The task: Give the listing again in full, exactly as written.

[Items from a dataset]
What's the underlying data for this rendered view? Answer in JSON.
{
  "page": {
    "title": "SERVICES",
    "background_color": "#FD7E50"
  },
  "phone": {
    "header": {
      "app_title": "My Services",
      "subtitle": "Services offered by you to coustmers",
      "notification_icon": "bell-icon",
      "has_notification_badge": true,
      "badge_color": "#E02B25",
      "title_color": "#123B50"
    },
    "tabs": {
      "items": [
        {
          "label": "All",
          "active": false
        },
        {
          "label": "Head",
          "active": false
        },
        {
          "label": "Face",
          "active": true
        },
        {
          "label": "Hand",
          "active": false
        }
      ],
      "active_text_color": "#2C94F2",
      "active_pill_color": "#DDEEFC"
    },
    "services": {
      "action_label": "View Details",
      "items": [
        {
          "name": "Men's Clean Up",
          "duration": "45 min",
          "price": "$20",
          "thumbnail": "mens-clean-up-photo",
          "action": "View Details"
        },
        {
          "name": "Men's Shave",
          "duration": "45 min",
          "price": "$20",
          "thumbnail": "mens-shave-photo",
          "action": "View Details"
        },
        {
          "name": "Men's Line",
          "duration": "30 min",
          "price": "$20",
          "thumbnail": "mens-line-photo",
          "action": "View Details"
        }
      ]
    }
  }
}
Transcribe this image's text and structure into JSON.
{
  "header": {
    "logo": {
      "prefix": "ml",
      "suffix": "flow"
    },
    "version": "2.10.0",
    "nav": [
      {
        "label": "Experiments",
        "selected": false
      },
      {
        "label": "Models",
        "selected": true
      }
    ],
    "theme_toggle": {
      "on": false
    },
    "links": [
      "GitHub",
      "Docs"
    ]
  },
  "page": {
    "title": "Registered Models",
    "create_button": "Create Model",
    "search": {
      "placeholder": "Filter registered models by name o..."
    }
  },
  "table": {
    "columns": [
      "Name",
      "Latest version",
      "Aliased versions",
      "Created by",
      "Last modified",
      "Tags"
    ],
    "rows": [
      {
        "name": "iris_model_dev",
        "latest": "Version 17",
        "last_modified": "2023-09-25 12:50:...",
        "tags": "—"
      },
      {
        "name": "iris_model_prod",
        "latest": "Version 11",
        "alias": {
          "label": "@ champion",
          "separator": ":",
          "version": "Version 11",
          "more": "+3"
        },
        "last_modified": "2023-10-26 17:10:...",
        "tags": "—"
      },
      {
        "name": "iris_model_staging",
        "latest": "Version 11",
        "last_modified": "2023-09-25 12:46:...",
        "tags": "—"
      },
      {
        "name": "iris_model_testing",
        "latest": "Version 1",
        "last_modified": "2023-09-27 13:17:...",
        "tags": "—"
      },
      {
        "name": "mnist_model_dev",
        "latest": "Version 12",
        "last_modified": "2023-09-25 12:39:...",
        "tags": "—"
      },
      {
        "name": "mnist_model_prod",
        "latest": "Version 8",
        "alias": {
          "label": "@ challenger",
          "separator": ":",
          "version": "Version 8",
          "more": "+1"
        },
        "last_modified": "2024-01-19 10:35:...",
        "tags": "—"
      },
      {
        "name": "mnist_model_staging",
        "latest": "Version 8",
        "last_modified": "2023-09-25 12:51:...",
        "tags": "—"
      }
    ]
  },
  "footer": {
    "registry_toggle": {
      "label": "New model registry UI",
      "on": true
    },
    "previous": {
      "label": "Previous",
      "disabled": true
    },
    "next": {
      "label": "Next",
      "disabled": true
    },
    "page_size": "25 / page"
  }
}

Answer in full:
What's the underlying data for this rendered view? Answer in JSON.
{
  "page": {
    "title": "SERVICES",
    "background_color": "#FD7E50"
  },
  "phone": {
    "header": {
      "app_title": "My Services",
      "subtitle": "Services offered by you to coustmers",
      "notification_icon": "bell-icon",
      "has_notification_badge": true,
      "badge_color": "#E02B25",
      "title_color": "#123B50"
    },
    "tabs": {
      "items": [
        {
          "label": "All",
          "active": false
        },
        {
          "label": "Head",
          "active": false
        },
        {
          "label": "Face",
          "active": true
        },
        {
          "label": "Hand",
          "active": false
        }
      ],
      "active_text_color": "#2C94F2",
      "active_pill_color": "#DDEEFC"
    },
    "services": {
      "action_label": "View Details",
      "items": [
        {
          "name": "Men's Clean Up",
          "duration": "45 min",
          "price": "$20",
          "thumbnail": "mens-clean-up-photo",
          "action": "View Details"
        },
        {
          "name": "Men's Shave",
          "duration": "45 min",
          "price": "$20",
          "thumbnail": "mens-shave-photo",
          "action": "View Details"
        },
        {
          "name": "Men's Line",
          "duration": "30 min",
          "price": "$20",
          "thumbnail": "mens-line-photo",
          "action": "View Details"
        }
      ]
    }
  }
}
Transcribe this image's text and structure into JSON.
{
  "header": {
    "logo": {
      "prefix": "ml",
      "suffix": "flow"
    },
    "version": "2.10.0",
    "nav": [
      {
        "label": "Experiments",
        "selected": false
      },
      {
        "label": "Models",
        "selected": true
      }
    ],
    "theme_toggle": {
      "on": false
    },
    "links": [
      "GitHub",
      "Docs"
    ]
  },
  "page": {
    "title": "Registered Models",
    "create_button": "Create Model",
    "search": {
      "placeholder": "Filter registered models by name o..."
    }
  },
  "table": {
    "columns": [
      "Name",
      "Latest version",
      "Aliased versions",
      "Created by",
      "Last modified",
      "Tags"
    ],
    "rows": [
      {
        "name": "iris_model_dev",
        "latest": "Version 17",
        "last_modified": "2023-09-25 12:50:...",
        "tags": "—"
      },
      {
        "name": "iris_model_prod",
        "latest": "Version 11",
        "alias": {
          "label": "@ champion",
          "separator": ":",
          "version": "Version 11",
          "more": "+3"
        },
        "last_modified": "2023-10-26 17:10:...",
        "tags": "—"
      },
      {
        "name": "iris_model_staging",
        "latest": "Version 11",
        "last_modified": "2023-09-25 12:46:...",
        "tags": "—"
      },
      {
        "name": "iris_model_testing",
        "latest": "Version 1",
        "last_modified": "2023-09-27 13:17:...",
        "tags": "—"
      },
      {
        "name": "mnist_model_dev",
        "latest": "Version 12",
        "last_modified": "2023-09-25 12:39:...",
        "tags": "—"
      },
      {
        "name": "mnist_model_prod",
        "latest": "Version 8",
        "alias": {
          "label": "@ challenger",
          "separator": ":",
          "version": "Version 8",
          "more": "+1"
        },
        "last_modified": "2024-01-19 10:35:...",
        "tags": "—"
      },
      {
        "name": "mnist_model_staging",
        "latest": "Version 8",
        "last_modified": "2023-09-25 12:51:...",
        "tags": "—"
      }
    ]
  },
  "footer": {
    "registry_toggle": {
      "label": "New model registry UI",
      "on": true
    },
    "previous": {
      "label": "Previous",
      "disabled": true
    },
    "next": {
      "label": "Next",
      "disabled": true
    },
    "page_size": "25 / page"
  }
}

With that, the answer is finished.